Chart and figure data
▼

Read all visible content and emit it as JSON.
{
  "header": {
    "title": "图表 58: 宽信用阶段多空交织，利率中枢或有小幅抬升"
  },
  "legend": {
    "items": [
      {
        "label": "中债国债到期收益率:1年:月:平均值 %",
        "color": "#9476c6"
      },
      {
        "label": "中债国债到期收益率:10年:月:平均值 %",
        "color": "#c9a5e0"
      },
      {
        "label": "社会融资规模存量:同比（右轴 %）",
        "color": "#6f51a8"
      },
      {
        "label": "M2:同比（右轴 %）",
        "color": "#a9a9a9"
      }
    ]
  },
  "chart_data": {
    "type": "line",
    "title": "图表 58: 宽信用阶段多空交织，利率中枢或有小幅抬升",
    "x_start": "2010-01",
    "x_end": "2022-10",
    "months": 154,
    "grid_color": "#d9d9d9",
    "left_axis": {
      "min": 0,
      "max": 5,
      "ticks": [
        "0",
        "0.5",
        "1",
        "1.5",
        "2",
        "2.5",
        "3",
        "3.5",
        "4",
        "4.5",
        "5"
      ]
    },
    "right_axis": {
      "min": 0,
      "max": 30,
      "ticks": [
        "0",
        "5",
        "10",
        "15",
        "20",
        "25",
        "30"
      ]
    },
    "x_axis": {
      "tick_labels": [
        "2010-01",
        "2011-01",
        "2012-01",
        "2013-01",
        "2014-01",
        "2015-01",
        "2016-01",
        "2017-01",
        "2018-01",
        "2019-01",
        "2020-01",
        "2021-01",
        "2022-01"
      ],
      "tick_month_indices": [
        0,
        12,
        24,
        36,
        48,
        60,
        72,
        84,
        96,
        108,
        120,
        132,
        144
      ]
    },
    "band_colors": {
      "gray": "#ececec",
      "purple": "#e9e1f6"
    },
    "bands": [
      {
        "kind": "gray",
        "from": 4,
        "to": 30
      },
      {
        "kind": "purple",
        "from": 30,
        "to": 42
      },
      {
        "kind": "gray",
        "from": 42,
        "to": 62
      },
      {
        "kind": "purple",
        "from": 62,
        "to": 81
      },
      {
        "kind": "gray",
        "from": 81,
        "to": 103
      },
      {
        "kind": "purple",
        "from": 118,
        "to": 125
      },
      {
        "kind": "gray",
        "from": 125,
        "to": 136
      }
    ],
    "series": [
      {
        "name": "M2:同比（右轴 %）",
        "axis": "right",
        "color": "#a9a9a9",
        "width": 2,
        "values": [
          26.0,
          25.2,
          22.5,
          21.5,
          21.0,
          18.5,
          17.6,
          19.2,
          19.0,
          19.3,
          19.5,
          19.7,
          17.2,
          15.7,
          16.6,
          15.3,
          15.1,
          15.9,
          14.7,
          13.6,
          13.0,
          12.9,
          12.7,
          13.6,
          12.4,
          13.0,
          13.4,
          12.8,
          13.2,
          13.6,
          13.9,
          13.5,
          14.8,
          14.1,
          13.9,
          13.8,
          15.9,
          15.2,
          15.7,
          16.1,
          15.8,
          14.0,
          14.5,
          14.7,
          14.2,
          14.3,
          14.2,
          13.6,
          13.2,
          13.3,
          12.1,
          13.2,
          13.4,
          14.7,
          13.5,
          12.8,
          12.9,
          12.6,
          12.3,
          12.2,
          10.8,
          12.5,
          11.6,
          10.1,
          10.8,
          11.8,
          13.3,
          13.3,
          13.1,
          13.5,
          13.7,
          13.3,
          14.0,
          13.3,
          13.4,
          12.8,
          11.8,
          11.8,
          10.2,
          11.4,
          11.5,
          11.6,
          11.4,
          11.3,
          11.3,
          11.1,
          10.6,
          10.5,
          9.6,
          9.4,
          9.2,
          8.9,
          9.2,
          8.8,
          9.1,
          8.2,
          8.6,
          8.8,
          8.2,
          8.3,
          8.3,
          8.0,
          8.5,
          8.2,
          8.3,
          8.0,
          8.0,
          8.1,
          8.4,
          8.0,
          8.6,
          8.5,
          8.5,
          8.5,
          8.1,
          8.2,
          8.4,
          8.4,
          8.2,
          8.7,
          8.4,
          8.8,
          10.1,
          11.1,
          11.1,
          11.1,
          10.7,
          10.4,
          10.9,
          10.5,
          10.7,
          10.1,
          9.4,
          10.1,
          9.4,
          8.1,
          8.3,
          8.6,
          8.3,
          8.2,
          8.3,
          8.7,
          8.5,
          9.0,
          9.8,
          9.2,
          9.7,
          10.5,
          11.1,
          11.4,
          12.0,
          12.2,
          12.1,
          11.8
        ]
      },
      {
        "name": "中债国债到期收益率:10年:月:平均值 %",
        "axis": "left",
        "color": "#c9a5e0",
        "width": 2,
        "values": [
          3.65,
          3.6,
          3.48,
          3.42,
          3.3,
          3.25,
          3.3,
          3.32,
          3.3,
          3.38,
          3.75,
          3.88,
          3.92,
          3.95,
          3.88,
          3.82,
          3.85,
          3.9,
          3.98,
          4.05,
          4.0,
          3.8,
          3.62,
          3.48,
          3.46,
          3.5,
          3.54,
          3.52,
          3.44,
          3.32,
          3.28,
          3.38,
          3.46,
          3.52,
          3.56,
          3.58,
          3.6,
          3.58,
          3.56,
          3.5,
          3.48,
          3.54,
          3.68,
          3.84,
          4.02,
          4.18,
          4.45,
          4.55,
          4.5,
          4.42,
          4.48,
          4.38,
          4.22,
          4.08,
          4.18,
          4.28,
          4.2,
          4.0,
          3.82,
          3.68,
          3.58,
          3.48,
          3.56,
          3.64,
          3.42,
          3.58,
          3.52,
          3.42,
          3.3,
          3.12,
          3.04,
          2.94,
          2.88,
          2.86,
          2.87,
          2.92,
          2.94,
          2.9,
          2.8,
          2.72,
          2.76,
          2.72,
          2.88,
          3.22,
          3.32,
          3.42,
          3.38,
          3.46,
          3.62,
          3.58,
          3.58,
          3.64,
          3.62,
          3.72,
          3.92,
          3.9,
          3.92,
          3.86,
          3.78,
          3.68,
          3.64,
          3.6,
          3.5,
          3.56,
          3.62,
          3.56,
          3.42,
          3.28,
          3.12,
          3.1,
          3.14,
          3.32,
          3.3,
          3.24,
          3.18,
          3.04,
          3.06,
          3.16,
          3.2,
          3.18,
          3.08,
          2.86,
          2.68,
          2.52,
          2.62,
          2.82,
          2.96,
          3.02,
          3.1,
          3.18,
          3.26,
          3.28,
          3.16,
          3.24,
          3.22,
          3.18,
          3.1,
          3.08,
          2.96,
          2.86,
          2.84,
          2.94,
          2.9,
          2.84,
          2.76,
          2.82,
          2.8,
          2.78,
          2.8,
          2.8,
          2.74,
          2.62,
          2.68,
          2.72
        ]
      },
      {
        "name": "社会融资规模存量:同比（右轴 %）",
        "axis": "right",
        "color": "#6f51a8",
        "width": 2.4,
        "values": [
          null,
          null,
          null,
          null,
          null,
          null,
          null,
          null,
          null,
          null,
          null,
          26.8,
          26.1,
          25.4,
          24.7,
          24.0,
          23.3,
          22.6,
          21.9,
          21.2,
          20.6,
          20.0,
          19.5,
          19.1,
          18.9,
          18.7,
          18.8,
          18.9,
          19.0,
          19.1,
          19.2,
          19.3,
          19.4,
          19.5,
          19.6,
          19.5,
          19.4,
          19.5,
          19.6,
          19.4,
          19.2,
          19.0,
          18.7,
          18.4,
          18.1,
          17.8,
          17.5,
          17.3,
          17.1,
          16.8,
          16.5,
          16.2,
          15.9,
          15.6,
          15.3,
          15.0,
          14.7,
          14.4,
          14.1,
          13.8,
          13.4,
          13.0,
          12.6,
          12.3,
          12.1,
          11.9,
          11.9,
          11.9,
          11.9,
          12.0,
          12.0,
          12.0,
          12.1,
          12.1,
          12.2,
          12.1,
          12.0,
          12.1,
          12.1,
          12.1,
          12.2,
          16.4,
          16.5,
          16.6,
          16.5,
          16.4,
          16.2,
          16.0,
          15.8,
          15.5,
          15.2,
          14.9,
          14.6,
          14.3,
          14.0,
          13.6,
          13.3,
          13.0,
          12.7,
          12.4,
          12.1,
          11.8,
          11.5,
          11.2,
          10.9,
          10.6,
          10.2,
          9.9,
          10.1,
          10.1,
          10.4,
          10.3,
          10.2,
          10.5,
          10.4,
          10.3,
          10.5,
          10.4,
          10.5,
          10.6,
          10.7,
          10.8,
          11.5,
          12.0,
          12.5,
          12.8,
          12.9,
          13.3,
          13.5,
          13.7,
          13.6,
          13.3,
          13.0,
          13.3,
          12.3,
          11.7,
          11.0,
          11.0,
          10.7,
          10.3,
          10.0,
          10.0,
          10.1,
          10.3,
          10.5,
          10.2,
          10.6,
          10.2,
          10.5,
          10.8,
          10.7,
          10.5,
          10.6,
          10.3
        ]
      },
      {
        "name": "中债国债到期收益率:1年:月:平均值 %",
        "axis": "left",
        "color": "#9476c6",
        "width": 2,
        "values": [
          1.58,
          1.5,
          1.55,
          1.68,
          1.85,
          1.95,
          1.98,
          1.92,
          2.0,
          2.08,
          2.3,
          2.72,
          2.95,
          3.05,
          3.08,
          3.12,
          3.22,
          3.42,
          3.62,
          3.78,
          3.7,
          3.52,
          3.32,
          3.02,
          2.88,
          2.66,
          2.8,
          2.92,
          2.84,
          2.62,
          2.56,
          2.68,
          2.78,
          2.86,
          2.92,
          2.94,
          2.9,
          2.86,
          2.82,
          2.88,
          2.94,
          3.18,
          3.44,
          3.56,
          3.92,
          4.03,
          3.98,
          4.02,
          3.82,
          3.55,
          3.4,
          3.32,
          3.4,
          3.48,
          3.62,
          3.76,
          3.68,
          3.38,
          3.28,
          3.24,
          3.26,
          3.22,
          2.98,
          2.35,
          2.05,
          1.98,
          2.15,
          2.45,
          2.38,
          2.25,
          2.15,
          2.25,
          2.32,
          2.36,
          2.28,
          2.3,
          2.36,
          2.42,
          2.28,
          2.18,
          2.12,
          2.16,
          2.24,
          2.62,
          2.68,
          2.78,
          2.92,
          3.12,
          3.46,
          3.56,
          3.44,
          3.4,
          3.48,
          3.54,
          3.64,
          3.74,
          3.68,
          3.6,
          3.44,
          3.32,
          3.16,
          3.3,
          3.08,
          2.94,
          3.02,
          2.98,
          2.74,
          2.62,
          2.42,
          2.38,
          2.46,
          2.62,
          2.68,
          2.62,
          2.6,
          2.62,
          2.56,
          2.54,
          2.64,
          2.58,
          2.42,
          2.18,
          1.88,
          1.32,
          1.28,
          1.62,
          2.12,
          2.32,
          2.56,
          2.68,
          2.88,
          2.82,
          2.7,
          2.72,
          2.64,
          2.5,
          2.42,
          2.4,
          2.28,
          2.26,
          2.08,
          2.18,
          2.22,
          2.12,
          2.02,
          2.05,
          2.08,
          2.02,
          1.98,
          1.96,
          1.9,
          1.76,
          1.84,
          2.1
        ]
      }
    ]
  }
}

▲

■ **EXERCISE PROMPT**: Write down the number of lines where the word "from" appears, and nothing further.

■ **TASK SOLUTION**: 7